[Stored dataset items]

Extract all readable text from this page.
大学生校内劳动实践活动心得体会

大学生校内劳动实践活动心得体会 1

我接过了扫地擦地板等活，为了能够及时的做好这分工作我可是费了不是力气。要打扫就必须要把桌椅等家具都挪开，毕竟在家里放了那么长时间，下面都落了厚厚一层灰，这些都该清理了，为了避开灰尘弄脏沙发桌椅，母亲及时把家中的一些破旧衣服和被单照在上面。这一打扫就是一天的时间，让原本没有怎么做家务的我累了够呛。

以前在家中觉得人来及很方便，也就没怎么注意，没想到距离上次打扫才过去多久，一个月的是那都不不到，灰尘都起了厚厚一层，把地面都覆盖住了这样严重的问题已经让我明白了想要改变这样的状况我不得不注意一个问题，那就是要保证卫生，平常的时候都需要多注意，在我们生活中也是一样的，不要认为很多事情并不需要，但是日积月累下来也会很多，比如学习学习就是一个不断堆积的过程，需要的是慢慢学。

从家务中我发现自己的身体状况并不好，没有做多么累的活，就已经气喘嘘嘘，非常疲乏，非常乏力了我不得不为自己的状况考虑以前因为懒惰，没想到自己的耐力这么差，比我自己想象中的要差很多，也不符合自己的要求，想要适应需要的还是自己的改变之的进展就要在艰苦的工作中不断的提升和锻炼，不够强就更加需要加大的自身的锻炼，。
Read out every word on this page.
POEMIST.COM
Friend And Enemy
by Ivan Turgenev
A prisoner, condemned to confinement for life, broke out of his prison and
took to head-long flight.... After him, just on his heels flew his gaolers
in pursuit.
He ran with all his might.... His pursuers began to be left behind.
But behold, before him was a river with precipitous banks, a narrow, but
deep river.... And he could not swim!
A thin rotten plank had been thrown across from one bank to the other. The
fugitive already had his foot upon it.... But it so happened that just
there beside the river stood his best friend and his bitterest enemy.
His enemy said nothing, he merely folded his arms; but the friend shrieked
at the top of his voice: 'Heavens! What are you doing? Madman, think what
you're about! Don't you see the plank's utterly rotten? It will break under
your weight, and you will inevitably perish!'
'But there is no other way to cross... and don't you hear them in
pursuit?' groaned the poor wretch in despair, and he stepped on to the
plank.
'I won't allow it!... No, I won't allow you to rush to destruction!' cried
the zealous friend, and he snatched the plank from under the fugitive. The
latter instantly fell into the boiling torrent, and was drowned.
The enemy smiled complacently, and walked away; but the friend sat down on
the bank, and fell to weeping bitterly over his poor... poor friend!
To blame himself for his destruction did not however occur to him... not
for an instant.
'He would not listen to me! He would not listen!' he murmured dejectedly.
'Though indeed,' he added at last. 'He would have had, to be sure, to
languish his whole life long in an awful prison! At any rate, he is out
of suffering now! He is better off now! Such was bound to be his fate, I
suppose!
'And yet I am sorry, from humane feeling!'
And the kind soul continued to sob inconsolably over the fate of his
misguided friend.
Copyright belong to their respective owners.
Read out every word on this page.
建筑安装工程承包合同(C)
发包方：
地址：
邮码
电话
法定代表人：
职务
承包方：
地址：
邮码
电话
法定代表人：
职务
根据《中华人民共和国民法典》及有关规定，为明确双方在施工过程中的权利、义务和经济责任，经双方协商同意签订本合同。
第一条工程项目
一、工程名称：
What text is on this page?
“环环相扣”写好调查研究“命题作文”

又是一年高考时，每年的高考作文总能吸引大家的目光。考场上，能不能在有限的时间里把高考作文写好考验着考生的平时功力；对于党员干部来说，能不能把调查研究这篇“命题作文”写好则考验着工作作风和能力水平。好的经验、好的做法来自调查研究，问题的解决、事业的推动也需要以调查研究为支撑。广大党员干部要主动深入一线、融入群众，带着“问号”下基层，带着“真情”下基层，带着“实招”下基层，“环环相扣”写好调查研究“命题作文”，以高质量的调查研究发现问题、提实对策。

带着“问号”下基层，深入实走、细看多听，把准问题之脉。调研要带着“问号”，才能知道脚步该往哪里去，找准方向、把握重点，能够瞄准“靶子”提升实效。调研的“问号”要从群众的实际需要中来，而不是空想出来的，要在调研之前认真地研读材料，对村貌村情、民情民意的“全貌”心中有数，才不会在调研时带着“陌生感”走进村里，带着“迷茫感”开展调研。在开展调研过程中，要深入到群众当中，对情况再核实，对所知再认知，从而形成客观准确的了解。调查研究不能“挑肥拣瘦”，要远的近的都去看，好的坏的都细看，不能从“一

*What is needed*:
Write out every entry above, word for word.

*Problem solution*:
Extract all readable text from this page.
大学生校内劳动实践活动心得体会

大学生校内劳动实践活动心得体会 1

我接过了扫地擦地板等活，为了能够及时的做好这分工作我可是费了不是力气。要打扫就必须要把桌椅等家具都挪开，毕竟在家里放了那么长时间，下面都落了厚厚一层灰，这些都该清理了，为了避开灰尘弄脏沙发桌椅，母亲及时把家中的一些破旧衣服和被单照在上面。这一打扫就是一天的时间，让原本没有怎么做家务的我累了够呛。

以前在家中觉得人来及很方便，也就没怎么注意，没想到距离上次打扫才过去多久，一个月的是那都不不到，灰尘都起了厚厚一层，把地面都覆盖住了这样严重的问题已经让我明白了想要改变这样的状况我不得不注意一个问题，那就是要保证卫生，平常的时候都需要多注意，在我们生活中也是一样的，不要认为很多事情并不需要，但是日积月累下来也会很多，比如学习学习就是一个不断堆积的过程，需要的是慢慢学。

从家务中我发现自己的身体状况并不好，没有做多么累的活，就已经气喘嘘嘘，非常疲乏，非常乏力了我不得不为自己的状况考虑以前因为懒惰，没想到自己的耐力这么差，比我自己想象中的要差很多，也不符合自己的要求，想要适应需要的还是自己的改变之的进展就要在艰苦的工作中不断的提升和锻炼，不够强就更加需要加大的自身的锻炼，。
Read out every word on this page.
POEMIST.COM
Friend And Enemy
by Ivan Turgenev
A prisoner, condemned to confinement for life, broke out of his prison and
took to head-long flight.... After him, just on his heels flew his gaolers
in pursuit.
He ran with all his might.... His pursuers began to be left behind.
But behold, before him was a river with precipitous banks, a narrow, but
deep river.... And he could not swim!
A thin rotten plank had been thrown across from one bank to the other. The
fugitive already had his foot upon it.... But it so happened that just
there beside the river stood his best friend and his bitterest enemy.
His enemy said nothing, he merely folded his arms; but the friend shrieked
at the top of his voice: 'Heavens! What are you doing? Madman, think what
you're about! Don't you see the plank's utterly rotten? It will break under
your weight, and you will inevitably perish!'
'But there is no other way to cross... and don't you hear them in
pursuit?' groaned the poor wretch in despair, and he stepped on to the
plank.
'I won't allow it!... No, I won't allow you to rush to destruction!' cried
the zealous friend, and he snatched the plank from under the fugitive. The
latter instantly fell into the boiling torrent, and was drowned.
The enemy smiled complacently, and walked away; but the friend sat down on
the bank, and fell to weeping bitterly over his poor... poor friend!
To blame himself for his destruction did not however occur to him... not
for an instant.
'He would not listen to me! He would not listen!' he murmured dejectedly.
'Though indeed,' he added at last. 'He would have had, to be sure, to
languish his whole life long in an awful prison! At any rate, he is out
of suffering now! He is better off now! Such was bound to be his fate, I
suppose!
'And yet I am sorry, from humane feeling!'
And the kind soul continued to sob inconsolably over the fate of his
misguided friend.
Copyright belong to their respective owners.
Read out every word on this page.
建筑安装工程承包合同(C)
发包方：
地址：
邮码
电话
法定代表人：
职务
承包方：
地址：
邮码
电话
法定代表人：
职务
根据《中华人民共和国民法典》及有关规定，为明确双方在施工过程中的权利、义务和经济责任，经双方协商同意签订本合同。
第一条工程项目
一、工程名称：
What text is on this page?
“环环相扣”写好调查研究“命题作文”

又是一年高考时，每年的高考作文总能吸引大家的目光。考场上，能不能在有限的时间里把高考作文写好考验着考生的平时功力；对于党员干部来说，能不能把调查研究这篇“命题作文”写好则考验着工作作风和能力水平。好的经验、好的做法来自调查研究，问题的解决、事业的推动也需要以调查研究为支撑。广大党员干部要主动深入一线、融入群众，带着“问号”下基层，带着“真情”下基层，带着“实招”下基层，“环环相扣”写好调查研究“命题作文”，以高质量的调查研究发现问题、提实对策。

带着“问号”下基层，深入实走、细看多听，把准问题之脉。调研要带着“问号”，才能知道脚步该往哪里去，找准方向、把握重点，能够瞄准“靶子”提升实效。调研的“问号”要从群众的实际需要中来，而不是空想出来的，要在调研之前认真地研读材料，对村貌村情、民情民意的“全貌”心中有数，才不会在调研时带着“陌生感”走进村里，带着“迷茫感”开展调研。在开展调研过程中，要深入到群众当中，对情况再核实，对所知再认知，从而形成客观准确的了解。调查研究不能“挑肥拣瘦”，要远的近的都去看，好的坏的都细看，不能从“一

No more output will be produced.